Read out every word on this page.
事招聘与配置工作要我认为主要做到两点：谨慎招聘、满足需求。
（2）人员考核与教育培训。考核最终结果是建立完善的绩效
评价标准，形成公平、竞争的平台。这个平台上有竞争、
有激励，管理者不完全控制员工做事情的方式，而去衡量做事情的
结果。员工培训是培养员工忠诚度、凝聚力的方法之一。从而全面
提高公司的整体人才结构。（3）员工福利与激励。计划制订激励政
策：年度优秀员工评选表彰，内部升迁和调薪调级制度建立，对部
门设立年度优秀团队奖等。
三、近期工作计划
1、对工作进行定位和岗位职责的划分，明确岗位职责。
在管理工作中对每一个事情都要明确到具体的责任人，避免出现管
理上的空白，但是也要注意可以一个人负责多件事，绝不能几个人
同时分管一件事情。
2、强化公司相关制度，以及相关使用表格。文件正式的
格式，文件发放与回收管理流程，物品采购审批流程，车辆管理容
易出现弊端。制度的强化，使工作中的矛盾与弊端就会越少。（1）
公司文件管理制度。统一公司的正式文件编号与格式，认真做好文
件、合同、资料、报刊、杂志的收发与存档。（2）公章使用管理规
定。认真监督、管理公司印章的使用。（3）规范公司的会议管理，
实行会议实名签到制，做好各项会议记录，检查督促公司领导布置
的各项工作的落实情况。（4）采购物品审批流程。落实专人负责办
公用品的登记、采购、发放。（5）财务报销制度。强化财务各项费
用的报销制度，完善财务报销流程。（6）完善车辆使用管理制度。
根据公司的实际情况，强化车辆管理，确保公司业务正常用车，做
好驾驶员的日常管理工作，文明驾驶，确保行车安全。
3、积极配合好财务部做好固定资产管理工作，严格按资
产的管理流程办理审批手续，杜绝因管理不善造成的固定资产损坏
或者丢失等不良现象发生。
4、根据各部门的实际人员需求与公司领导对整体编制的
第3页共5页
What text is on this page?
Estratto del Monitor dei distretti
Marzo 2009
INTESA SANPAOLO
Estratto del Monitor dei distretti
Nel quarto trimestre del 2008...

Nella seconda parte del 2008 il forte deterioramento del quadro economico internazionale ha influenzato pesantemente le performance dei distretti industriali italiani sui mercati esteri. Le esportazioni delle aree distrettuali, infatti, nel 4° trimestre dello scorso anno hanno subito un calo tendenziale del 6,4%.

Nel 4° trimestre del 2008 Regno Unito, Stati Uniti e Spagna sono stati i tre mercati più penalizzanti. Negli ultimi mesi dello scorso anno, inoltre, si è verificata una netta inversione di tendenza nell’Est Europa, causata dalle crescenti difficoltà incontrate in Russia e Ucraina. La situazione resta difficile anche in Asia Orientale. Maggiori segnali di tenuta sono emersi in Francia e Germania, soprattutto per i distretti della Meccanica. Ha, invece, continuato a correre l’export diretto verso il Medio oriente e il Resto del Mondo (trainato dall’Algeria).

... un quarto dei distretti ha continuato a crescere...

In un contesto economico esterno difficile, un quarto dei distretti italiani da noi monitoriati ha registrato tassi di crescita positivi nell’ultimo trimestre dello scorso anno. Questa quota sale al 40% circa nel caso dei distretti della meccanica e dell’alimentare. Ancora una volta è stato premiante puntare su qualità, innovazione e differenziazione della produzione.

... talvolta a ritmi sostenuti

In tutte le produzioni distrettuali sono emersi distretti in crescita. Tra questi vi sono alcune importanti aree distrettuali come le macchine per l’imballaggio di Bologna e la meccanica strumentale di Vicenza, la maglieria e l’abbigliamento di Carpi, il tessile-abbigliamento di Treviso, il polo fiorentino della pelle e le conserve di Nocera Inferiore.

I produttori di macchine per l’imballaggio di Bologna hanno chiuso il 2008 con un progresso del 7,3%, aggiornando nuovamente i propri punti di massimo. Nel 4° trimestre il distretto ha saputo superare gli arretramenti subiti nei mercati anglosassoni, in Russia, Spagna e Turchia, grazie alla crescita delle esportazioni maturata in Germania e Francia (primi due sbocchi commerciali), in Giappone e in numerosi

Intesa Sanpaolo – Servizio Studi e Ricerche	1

◇ ◇ ◇ ◇ ◇

== Aim of the task ==
Filter the records above for "italiani" and copy every matching line.

== Result ==
Nella seconda parte del 2008 il forte deterioramento del quadro economico internazionale ha influenzato pesantemente le performance dei distretti industriali italiani sui mercati esteri. Le esportazioni delle aree distrettuali, infatti, nel 4° trimestre dello scorso anno hanno subito un calo tendenziale del 6,4%.
In un contesto economico esterno difficile, un quarto dei distretti italiani da noi monitoriati ha registrato tassi di crescita positivi nell’ultimo trimestre dello scorso anno. Questa quota sale al 40% circa nel caso dei distretti della meccanica e dell’alimentare. Ancora una volta è stato premiante puntare su qualità, innovazione e differenziazione della produzione.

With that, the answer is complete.